EXERCISE: Extract the records below word for word and ignore the images.

RAW DATA:
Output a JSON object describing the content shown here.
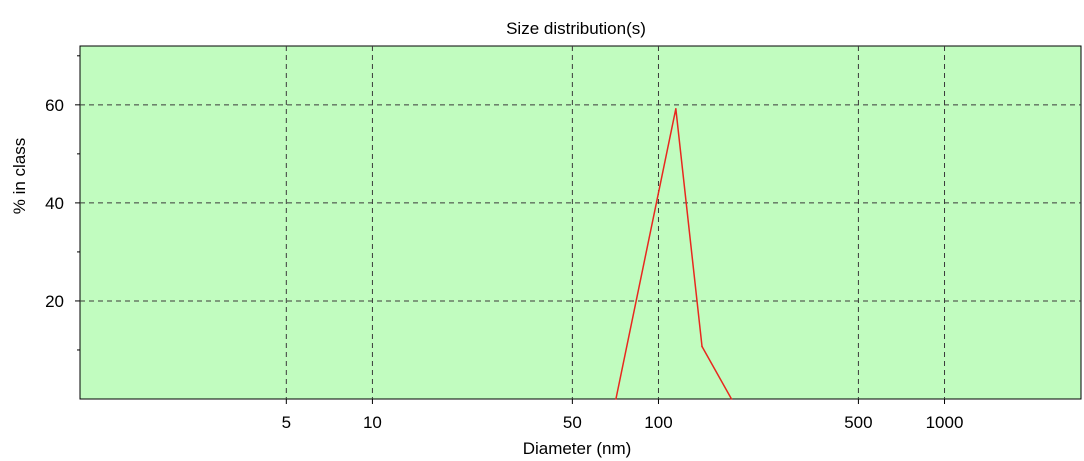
{
  "chart_data": {
    "type": "line",
    "title": "Size distribution(s)",
    "xlabel": "Diameter (nm)",
    "ylabel": "% in class",
    "x_scale": "log",
    "xlim": [
      0.95,
      3000
    ],
    "ylim": [
      0,
      72
    ],
    "x_ticks": [
      5,
      10,
      50,
      100,
      500,
      1000
    ],
    "x_tick_labels": [
      "5",
      "10",
      "50",
      "100",
      "500",
      "1000"
    ],
    "y_ticks": [
      20,
      40,
      60
    ],
    "y_tick_labels": [
      "20",
      "40",
      "60"
    ],
    "y_minor_ticks": [
      10,
      30,
      50,
      70
    ],
    "grid": true,
    "plot_background": "#c1fcbf",
    "series": [
      {
        "color": "#e8281e",
        "x": [
          71,
          115,
          142,
          180
        ],
        "y": [
          0,
          59.2,
          10.7,
          0
        ]
      }
    ]
  }
}
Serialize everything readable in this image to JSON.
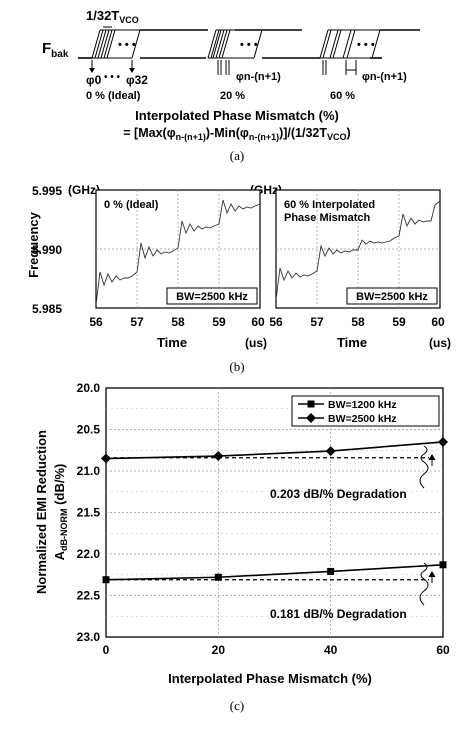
{
  "panel_a": {
    "signal_label": "F",
    "signal_label_sub": "bak",
    "tvco_label_prefix": "1/32T",
    "tvco_label_sub": "VCO",
    "phase0": "φ0",
    "phase_dots": "• • •",
    "phase32": "φ32",
    "phase_n": "φn-(n+1)",
    "cases": [
      "0 % (Ideal)",
      "20 %",
      "60 %"
    ],
    "formula_title": "Interpolated Phase Mismatch (%)",
    "formula": "= [Max(φn-(n+1))-Min(φn-(n+1))]/(1/32TVCO)",
    "caption": "(a)"
  },
  "panel_b": {
    "ylabel": "Frequency",
    "yunit": "(GHz)",
    "xlabel": "Time",
    "xunit": "(us)",
    "yticks": [
      "5.995",
      "5.990",
      "5.985"
    ],
    "xticks": [
      "56",
      "57",
      "58",
      "59",
      "60"
    ],
    "left_label": "0 % (Ideal)",
    "right_label_1": "60 % Interpolated",
    "right_label_2": "Phase Mismatch",
    "bw_label": "BW=2500 kHz",
    "caption": "(b)"
  },
  "chart_data": {
    "type": "line",
    "ylabel": "Normalized EMI Reduction",
    "ylabel2": "A",
    "ylabel2_sub": "dB-NORM",
    "ylabel2_unit": "(dB/%)",
    "xlabel": "Interpolated Phase Mismatch (%)",
    "x": [
      0,
      20,
      40,
      60
    ],
    "xticks": [
      "0",
      "20",
      "40",
      "60"
    ],
    "yticks": [
      "20.0",
      "20.5",
      "21.0",
      "21.5",
      "22.0",
      "22.5",
      "23.0"
    ],
    "ylim": [
      23.0,
      20.0
    ],
    "xlim": [
      0,
      60
    ],
    "series": [
      {
        "name": "BW=1200 kHz",
        "marker": "square",
        "values": [
          22.31,
          22.28,
          22.21,
          22.13
        ]
      },
      {
        "name": "BW=2500 kHz",
        "marker": "diamond",
        "values": [
          20.85,
          20.82,
          20.76,
          20.65
        ]
      }
    ],
    "reference_lines": [
      20.84,
      22.31
    ],
    "annotations": [
      "0.203 dB/% Degradation",
      "0.181 dB/% Degradation"
    ],
    "legend_position": "top-right",
    "caption": "(c)"
  }
}
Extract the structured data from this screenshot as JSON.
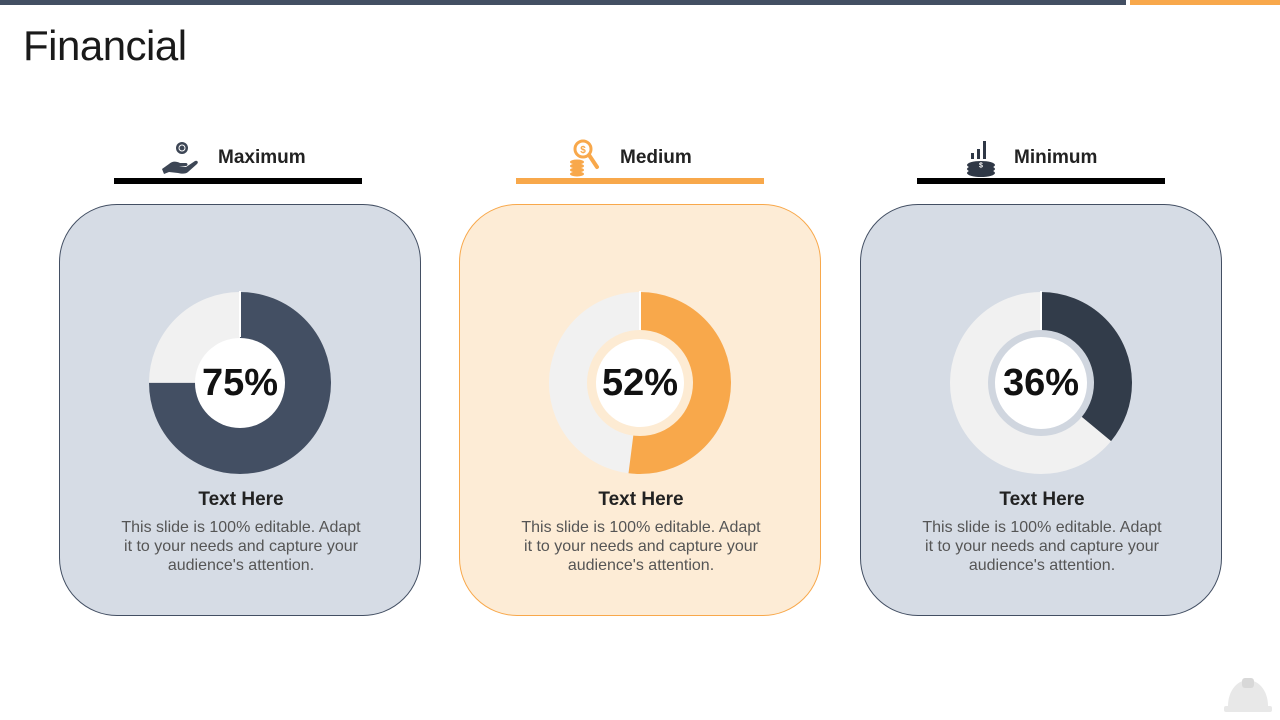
{
  "title": "Financial",
  "colors": {
    "dark": "#434f63",
    "accent": "#f8a84b",
    "track": "#f1f1f1",
    "card_blue": "#d6dce5",
    "card_orange": "#fdecd6"
  },
  "columns": [
    {
      "label": "Maximum",
      "icon": "hand-coin-icon",
      "value_label": "75%",
      "card_title": "Text Here",
      "card_desc": "This slide is 100% editable. Adapt it to your needs and capture your audience's attention."
    },
    {
      "label": "Medium",
      "icon": "coins-magnifier-icon",
      "value_label": "52%",
      "card_title": "Text Here",
      "card_desc": "This slide is 100% editable. Adapt it to your needs and capture your audience's attention."
    },
    {
      "label": "Minimum",
      "icon": "coins-chart-icon",
      "value_label": "36%",
      "card_title": "Text Here",
      "card_desc": "This slide is 100% editable. Adapt it to your needs and capture your audience's attention."
    }
  ],
  "chart_data": [
    {
      "type": "pie",
      "categories": [
        "Maximum",
        ""
      ],
      "values": [
        75,
        25
      ],
      "colors": [
        "#434f63",
        "#f1f1f1"
      ]
    },
    {
      "type": "pie",
      "categories": [
        "Medium",
        ""
      ],
      "values": [
        52,
        48
      ],
      "colors": [
        "#f8a84b",
        "#f1f1f1"
      ]
    },
    {
      "type": "pie",
      "categories": [
        "Minimum",
        ""
      ],
      "values": [
        36,
        64
      ],
      "colors": [
        "#323c4a",
        "#f1f1f1"
      ]
    }
  ]
}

SOLUTION FOR THIS EXERCISE:
Output a JSON object describing the content shown here.
{
  "chart_data": {
    "type": "line",
    "title": "Size distribution(s)",
    "xlabel": "Diameter (nm)",
    "ylabel": "% in class",
    "x_scale": "log",
    "xlim": [
      0.95,
      3000
    ],
    "ylim": [
      0,
      72
    ],
    "x_ticks": [
      5,
      10,
      50,
      100,
      500,
      1000
    ],
    "x_tick_labels": [
      "5",
      "10",
      "50",
      "100",
      "500",
      "1000"
    ],
    "y_ticks": [
      20,
      40,
      60
    ],
    "y_tick_labels": [
      "20",
      "40",
      "60"
    ],
    "y_minor_ticks": [
      10,
      30,
      50,
      70
    ],
    "grid": true,
    "plot_background": "#c1fcbf",
    "series": [
      {
        "color": "#e8281e",
        "x": [
          71,
          115,
          142,
          180
        ],
        "y": [
          0,
          59.2,
          10.7,
          0
        ]
      }
    ]
  }
}
Serialize everything readable in this image to JSON.
{
  "panel_a": {
    "signal_label": "F",
    "signal_label_sub": "bak",
    "tvco_label_prefix": "1/32T",
    "tvco_label_sub": "VCO",
    "phase0": "φ0",
    "phase_dots": "• • •",
    "phase32": "φ32",
    "phase_n": "φn-(n+1)",
    "cases": [
      "0 % (Ideal)",
      "20 %",
      "60 %"
    ],
    "formula_title": "Interpolated Phase Mismatch (%)",
    "formula": "= [Max(φn-(n+1))-Min(φn-(n+1))]/(1/32TVCO)",
    "caption": "(a)"
  },
  "panel_b": {
    "ylabel": "Frequency",
    "yunit": "(GHz)",
    "xlabel": "Time",
    "xunit": "(us)",
    "yticks": [
      "5.995",
      "5.990",
      "5.985"
    ],
    "xticks": [
      "56",
      "57",
      "58",
      "59",
      "60"
    ],
    "left_label": "0 % (Ideal)",
    "right_label_1": "60 % Interpolated",
    "right_label_2": "Phase Mismatch",
    "bw_label": "BW=2500 kHz",
    "caption": "(b)"
  },
  "chart_data": {
    "type": "line",
    "ylabel": "Normalized EMI Reduction",
    "ylabel2": "A",
    "ylabel2_sub": "dB-NORM",
    "ylabel2_unit": "(dB/%)",
    "xlabel": "Interpolated Phase Mismatch (%)",
    "x": [
      0,
      20,
      40,
      60
    ],
    "xticks": [
      "0",
      "20",
      "40",
      "60"
    ],
    "yticks": [
      "20.0",
      "20.5",
      "21.0",
      "21.5",
      "22.0",
      "22.5",
      "23.0"
    ],
    "ylim": [
      23.0,
      20.0
    ],
    "xlim": [
      0,
      60
    ],
    "series": [
      {
        "name": "BW=1200 kHz",
        "marker": "square",
        "values": [
          22.31,
          22.28,
          22.21,
          22.13
        ]
      },
      {
        "name": "BW=2500 kHz",
        "marker": "diamond",
        "values": [
          20.85,
          20.82,
          20.76,
          20.65
        ]
      }
    ],
    "reference_lines": [
      20.84,
      22.31
    ],
    "annotations": [
      "0.203 dB/% Degradation",
      "0.181 dB/% Degradation"
    ],
    "legend_position": "top-right",
    "caption": "(c)"
  }
}
Extract the structured data from this screenshot as JSON.
{
  "title": "Financial",
  "colors": {
    "dark": "#434f63",
    "accent": "#f8a84b",
    "track": "#f1f1f1",
    "card_blue": "#d6dce5",
    "card_orange": "#fdecd6"
  },
  "columns": [
    {
      "label": "Maximum",
      "icon": "hand-coin-icon",
      "value_label": "75%",
      "card_title": "Text Here",
      "card_desc": "This slide is 100% editable. Adapt it to your needs and capture your audience's attention."
    },
    {
      "label": "Medium",
      "icon": "coins-magnifier-icon",
      "value_label": "52%",
      "card_title": "Text Here",
      "card_desc": "This slide is 100% editable. Adapt it to your needs and capture your audience's attention."
    },
    {
      "label": "Minimum",
      "icon": "coins-chart-icon",
      "value_label": "36%",
      "card_title": "Text Here",
      "card_desc": "This slide is 100% editable. Adapt it to your needs and capture your audience's attention."
    }
  ],
  "chart_data": [
    {
      "type": "pie",
      "categories": [
        "Maximum",
        ""
      ],
      "values": [
        75,
        25
      ],
      "colors": [
        "#434f63",
        "#f1f1f1"
      ]
    },
    {
      "type": "pie",
      "categories": [
        "Medium",
        ""
      ],
      "values": [
        52,
        48
      ],
      "colors": [
        "#f8a84b",
        "#f1f1f1"
      ]
    },
    {
      "type": "pie",
      "categories": [
        "Minimum",
        ""
      ],
      "values": [
        36,
        64
      ],
      "colors": [
        "#323c4a",
        "#f1f1f1"
      ]
    }
  ]
}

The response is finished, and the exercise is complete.